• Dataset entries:
========

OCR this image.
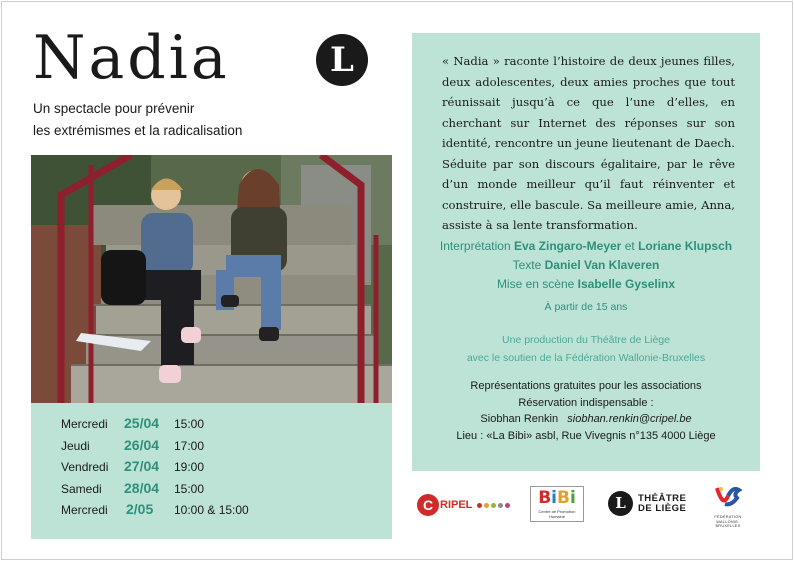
Nadia	L
Un spectacle pour prévenir
les extrémismes et la radicalisation
Mercredi	25/04	15:00
Jeudi	26/04	17:00
Vendredi	27/04	19:00
Samedi	28/04	15:00
Mercredi	2/05	10:00 & 15:00

« Nadia » raconte l’histoire de deux jeunes filles, deux adolescentes, deux amies proches que tout réunissait jusqu’à ce que l’une d’elles, en cherchant sur Internet des réponses sur son identité, rencontre un jeune lieutenant de Daech. Séduite par son discours égalitaire, par le rêve d’un monde meilleur qu’il faut réinventer et construire, elle bascule. Sa meilleure amie, Anna, assiste à sa lente transformation.

Interprétation Eva Zingaro-Meyer et Loriane Klupsch
Texte Daniel Van Klaveren
Mise en scène Isabelle Gyselinx
À partir de 15 ans
Une production du Théâtre de Liège
avec le soutien de la Fédération Wallonie-Bruxelles
Représentations gratuites pour les associations
Réservation indispensable :
Siobhan Renkin siobhan.renkin@cripel.be
Lieu : «La Bibi» asbl, Rue Vivegnis n°135 4000 Liège
C RIPEL	BiBi
Centre de Promotion Humaine
L	THÉÂTRE
DE LIÈGE
FÉDÉRATION
WALLONIE-BRUXELLES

========

• Task instructions: Pull out all lines of the data with the string "pour".

• Answer for this exercise:
Un spectacle pour prévenir
Représentations gratuites pour les associations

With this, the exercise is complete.